- **Goal**
Copy the lines of the items exactly, starting from the first line and stopping after the line that contains "svg-text:0: 0 [636, 1043, 647, 1065]".

(Collected data)
Begin

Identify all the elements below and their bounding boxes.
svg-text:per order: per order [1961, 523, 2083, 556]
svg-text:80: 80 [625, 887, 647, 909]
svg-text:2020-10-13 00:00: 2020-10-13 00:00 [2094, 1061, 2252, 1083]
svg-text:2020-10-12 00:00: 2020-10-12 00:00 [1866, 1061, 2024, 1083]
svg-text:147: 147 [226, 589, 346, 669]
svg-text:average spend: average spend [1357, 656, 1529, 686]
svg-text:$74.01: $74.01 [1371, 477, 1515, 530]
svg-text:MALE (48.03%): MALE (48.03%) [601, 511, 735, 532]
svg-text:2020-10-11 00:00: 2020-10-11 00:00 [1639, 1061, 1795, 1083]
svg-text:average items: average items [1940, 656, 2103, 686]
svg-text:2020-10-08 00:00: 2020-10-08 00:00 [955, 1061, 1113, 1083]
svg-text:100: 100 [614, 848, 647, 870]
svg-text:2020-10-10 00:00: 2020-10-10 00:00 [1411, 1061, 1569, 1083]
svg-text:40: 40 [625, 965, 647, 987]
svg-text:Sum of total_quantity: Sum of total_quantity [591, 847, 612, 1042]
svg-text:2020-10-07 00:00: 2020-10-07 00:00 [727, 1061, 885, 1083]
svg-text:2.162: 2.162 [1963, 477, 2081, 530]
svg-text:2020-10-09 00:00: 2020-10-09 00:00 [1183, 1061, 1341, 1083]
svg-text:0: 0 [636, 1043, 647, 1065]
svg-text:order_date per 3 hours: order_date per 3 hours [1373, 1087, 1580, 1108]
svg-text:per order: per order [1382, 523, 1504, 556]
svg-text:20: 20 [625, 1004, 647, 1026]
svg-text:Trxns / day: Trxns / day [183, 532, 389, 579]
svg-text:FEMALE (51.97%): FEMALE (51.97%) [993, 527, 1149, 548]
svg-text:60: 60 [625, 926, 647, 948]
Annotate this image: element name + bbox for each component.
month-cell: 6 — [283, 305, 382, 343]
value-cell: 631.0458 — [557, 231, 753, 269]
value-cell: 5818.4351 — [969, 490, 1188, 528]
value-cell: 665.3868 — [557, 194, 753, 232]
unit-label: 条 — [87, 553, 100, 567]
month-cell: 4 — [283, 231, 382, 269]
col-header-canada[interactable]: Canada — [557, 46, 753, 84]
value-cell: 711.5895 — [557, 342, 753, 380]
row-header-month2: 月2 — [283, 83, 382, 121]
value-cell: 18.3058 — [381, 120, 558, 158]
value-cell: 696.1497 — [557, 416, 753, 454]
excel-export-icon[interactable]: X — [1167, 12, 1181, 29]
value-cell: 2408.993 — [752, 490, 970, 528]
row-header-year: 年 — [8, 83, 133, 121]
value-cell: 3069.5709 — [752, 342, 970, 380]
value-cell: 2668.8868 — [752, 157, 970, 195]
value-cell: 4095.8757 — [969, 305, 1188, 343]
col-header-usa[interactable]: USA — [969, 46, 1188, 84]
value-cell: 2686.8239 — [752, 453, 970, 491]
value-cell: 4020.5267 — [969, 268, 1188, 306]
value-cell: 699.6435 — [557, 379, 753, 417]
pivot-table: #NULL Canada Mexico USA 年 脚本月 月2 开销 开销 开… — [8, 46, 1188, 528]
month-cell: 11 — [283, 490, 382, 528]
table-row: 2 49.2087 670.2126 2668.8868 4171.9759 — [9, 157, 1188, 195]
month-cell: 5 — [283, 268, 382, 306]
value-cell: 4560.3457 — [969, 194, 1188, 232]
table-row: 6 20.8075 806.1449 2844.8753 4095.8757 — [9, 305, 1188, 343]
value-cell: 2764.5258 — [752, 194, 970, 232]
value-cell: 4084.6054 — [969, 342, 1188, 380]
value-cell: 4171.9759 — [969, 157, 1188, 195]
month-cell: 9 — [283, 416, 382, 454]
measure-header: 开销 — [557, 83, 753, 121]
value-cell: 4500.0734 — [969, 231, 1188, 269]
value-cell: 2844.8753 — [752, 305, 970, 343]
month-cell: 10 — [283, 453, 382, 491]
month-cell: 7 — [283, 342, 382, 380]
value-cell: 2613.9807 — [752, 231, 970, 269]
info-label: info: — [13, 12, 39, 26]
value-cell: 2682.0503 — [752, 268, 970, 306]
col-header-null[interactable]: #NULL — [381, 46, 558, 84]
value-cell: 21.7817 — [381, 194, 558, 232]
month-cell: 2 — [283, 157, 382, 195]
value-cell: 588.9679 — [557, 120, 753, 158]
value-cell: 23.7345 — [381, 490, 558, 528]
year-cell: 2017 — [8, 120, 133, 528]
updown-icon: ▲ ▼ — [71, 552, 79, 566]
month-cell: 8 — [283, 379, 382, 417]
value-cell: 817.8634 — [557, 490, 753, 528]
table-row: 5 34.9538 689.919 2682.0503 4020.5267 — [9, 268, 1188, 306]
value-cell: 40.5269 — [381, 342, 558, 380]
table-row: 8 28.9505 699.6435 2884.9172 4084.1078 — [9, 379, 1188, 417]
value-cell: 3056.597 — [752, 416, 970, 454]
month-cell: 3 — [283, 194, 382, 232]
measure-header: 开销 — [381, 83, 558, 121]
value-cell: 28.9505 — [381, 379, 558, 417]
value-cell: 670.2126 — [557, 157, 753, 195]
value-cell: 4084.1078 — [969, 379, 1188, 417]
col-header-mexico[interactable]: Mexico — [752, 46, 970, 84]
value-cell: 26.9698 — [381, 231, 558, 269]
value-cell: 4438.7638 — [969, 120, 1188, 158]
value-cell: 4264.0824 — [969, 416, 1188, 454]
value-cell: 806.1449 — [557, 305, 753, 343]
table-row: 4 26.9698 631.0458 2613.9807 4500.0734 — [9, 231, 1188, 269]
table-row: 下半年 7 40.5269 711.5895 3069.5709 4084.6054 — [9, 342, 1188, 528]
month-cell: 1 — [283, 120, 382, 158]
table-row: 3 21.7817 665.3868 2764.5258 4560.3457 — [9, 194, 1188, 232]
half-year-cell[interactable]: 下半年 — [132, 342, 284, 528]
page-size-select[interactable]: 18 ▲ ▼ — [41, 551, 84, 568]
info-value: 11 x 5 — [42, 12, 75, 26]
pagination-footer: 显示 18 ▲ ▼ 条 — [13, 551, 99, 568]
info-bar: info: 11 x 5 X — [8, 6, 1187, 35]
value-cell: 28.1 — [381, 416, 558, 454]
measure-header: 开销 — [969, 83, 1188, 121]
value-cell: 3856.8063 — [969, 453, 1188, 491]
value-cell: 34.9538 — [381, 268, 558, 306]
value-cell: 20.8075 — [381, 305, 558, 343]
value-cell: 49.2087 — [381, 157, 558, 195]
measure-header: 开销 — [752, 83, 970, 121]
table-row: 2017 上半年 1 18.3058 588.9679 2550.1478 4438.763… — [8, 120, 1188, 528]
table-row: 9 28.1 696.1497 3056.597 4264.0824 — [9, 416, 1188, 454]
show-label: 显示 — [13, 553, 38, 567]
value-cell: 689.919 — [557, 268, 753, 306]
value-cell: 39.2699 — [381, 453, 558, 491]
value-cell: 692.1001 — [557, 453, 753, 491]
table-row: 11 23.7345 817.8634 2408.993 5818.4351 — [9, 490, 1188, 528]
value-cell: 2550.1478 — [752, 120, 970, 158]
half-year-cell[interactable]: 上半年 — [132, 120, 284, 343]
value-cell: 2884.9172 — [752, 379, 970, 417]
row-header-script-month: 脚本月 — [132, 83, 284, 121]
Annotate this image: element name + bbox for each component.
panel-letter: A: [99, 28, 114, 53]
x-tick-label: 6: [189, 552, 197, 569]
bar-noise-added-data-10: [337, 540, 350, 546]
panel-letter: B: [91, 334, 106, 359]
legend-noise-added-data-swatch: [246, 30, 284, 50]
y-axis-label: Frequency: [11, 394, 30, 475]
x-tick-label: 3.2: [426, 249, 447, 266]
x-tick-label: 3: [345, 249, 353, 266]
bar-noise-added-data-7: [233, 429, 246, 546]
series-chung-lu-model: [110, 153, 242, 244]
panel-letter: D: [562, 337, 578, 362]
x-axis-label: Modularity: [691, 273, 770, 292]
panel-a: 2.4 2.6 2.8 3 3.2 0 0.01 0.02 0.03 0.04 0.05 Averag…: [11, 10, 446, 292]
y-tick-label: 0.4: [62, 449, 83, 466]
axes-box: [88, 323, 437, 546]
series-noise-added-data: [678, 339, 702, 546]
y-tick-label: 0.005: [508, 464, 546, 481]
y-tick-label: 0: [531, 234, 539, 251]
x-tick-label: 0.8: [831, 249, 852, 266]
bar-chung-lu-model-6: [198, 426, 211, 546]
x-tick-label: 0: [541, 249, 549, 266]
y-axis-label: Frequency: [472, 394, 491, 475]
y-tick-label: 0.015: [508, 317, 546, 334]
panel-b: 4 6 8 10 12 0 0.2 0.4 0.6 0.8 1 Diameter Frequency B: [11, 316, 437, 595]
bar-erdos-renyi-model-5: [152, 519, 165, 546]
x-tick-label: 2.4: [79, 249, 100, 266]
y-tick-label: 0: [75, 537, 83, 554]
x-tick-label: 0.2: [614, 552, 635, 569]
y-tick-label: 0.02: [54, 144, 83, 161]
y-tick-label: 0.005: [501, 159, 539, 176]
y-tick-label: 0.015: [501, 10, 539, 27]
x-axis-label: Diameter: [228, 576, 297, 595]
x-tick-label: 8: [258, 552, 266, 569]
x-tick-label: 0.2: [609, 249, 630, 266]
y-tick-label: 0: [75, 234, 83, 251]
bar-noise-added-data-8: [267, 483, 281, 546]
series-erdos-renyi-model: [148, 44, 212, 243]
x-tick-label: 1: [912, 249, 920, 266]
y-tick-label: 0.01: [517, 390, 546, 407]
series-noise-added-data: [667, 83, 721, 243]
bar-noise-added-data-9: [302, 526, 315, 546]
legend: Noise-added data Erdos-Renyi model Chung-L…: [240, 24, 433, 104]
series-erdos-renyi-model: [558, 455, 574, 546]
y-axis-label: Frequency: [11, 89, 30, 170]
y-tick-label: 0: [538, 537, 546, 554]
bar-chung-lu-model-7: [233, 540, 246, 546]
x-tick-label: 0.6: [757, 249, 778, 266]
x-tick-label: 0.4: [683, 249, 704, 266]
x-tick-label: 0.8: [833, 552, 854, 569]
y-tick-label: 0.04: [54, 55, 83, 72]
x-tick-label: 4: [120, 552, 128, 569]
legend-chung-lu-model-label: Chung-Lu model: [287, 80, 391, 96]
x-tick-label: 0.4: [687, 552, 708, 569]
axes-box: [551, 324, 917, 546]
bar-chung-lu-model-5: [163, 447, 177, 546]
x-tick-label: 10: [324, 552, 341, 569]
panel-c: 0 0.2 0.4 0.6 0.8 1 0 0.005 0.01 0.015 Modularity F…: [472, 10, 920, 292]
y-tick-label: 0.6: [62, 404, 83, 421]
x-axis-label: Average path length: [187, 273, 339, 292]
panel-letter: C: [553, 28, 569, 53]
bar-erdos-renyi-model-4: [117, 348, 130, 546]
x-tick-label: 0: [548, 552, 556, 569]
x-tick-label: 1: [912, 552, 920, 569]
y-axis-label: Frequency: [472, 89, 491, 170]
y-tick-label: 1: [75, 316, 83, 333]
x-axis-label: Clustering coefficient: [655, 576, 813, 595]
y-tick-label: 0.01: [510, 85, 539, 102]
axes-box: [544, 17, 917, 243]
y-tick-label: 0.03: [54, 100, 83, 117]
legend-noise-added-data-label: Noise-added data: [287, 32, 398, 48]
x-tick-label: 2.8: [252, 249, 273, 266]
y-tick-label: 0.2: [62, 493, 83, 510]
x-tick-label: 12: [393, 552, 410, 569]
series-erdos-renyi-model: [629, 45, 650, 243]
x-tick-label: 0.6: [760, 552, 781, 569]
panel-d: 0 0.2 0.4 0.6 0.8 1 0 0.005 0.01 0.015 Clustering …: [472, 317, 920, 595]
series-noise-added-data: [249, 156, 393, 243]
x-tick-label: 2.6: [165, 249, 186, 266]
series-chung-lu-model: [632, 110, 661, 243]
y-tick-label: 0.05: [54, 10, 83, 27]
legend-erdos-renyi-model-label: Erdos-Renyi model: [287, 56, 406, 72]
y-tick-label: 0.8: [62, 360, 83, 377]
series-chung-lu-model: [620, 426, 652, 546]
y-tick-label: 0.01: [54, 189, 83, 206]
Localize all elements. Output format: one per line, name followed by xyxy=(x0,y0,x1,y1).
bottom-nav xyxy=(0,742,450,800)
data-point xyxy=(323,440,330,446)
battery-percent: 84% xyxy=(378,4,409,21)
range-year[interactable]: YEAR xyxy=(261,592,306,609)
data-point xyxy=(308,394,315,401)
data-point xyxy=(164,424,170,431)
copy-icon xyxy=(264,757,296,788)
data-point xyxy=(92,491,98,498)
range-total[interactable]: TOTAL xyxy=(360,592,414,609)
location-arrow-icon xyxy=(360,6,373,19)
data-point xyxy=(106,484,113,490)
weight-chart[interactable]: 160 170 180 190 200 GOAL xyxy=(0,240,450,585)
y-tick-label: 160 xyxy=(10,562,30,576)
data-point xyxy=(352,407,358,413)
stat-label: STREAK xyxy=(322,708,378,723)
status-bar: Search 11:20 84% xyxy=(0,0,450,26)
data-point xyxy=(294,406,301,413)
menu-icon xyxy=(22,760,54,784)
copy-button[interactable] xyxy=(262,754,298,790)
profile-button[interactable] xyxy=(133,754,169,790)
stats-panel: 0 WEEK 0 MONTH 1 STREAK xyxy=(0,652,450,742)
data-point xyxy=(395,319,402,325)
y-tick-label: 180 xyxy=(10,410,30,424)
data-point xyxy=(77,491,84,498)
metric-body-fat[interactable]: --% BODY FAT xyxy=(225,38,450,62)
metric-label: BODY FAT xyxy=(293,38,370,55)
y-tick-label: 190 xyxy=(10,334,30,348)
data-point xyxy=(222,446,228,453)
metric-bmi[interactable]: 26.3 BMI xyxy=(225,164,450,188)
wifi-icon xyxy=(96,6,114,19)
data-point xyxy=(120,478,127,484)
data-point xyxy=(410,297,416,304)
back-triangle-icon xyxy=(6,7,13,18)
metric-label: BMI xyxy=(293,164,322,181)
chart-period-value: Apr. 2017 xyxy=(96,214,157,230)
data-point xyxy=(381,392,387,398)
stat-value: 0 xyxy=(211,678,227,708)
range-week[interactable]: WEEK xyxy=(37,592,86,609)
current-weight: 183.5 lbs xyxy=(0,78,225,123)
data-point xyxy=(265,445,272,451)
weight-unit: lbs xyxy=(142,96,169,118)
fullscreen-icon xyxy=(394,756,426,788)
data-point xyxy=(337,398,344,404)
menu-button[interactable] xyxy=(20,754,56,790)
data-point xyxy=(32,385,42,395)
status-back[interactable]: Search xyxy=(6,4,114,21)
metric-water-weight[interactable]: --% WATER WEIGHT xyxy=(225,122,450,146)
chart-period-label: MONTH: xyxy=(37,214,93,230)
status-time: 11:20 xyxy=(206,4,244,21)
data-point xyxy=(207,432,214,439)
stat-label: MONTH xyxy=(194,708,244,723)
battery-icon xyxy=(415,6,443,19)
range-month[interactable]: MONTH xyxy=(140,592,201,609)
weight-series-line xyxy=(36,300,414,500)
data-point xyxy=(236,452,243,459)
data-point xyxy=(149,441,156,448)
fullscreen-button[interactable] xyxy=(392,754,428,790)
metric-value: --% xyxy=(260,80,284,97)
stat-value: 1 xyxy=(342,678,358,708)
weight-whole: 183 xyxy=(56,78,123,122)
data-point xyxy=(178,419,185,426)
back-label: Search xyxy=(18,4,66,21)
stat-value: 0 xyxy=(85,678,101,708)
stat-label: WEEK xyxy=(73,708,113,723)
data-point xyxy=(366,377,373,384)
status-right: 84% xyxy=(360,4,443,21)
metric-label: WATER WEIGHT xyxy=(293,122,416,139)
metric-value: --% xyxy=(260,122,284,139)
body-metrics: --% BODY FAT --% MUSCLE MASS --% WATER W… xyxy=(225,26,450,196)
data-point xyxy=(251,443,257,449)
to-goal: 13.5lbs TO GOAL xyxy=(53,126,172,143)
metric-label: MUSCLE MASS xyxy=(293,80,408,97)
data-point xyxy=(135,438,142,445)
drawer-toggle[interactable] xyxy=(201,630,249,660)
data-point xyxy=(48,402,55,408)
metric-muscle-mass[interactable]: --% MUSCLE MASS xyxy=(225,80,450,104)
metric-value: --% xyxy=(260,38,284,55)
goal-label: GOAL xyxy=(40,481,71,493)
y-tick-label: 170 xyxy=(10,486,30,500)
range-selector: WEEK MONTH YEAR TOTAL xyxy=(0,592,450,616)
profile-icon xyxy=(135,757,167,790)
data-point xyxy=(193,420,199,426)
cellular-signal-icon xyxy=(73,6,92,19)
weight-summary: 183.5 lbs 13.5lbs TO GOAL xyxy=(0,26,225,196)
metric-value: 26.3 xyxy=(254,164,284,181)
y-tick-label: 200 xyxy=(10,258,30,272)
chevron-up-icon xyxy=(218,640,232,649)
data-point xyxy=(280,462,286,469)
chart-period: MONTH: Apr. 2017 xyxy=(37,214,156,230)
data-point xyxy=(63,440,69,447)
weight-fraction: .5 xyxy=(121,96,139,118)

End

- **The response**
Identify all the elements below and their bounding boxes.
svg-text:per order: per order [1961, 523, 2083, 556]
svg-text:80: 80 [625, 887, 647, 909]
svg-text:2020-10-13 00:00: 2020-10-13 00:00 [2094, 1061, 2252, 1083]
svg-text:2020-10-12 00:00: 2020-10-12 00:00 [1866, 1061, 2024, 1083]
svg-text:147: 147 [226, 589, 346, 669]
svg-text:average spend: average spend [1357, 656, 1529, 686]
svg-text:$74.01: $74.01 [1371, 477, 1515, 530]
svg-text:MALE (48.03%): MALE (48.03%) [601, 511, 735, 532]
svg-text:2020-10-11 00:00: 2020-10-11 00:00 [1639, 1061, 1795, 1083]
svg-text:average items: average items [1940, 656, 2103, 686]
svg-text:2020-10-08 00:00: 2020-10-08 00:00 [955, 1061, 1113, 1083]
svg-text:100: 100 [614, 848, 647, 870]
svg-text:2020-10-10 00:00: 2020-10-10 00:00 [1411, 1061, 1569, 1083]
svg-text:40: 40 [625, 965, 647, 987]
svg-text:Sum of total_quantity: Sum of total_quantity [591, 847, 612, 1042]
svg-text:2020-10-07 00:00: 2020-10-07 00:00 [727, 1061, 885, 1083]
svg-text:2.162: 2.162 [1963, 477, 2081, 530]
svg-text:2020-10-09 00:00: 2020-10-09 00:00 [1183, 1061, 1341, 1083]
svg-text:0: 0 [636, 1043, 647, 1065]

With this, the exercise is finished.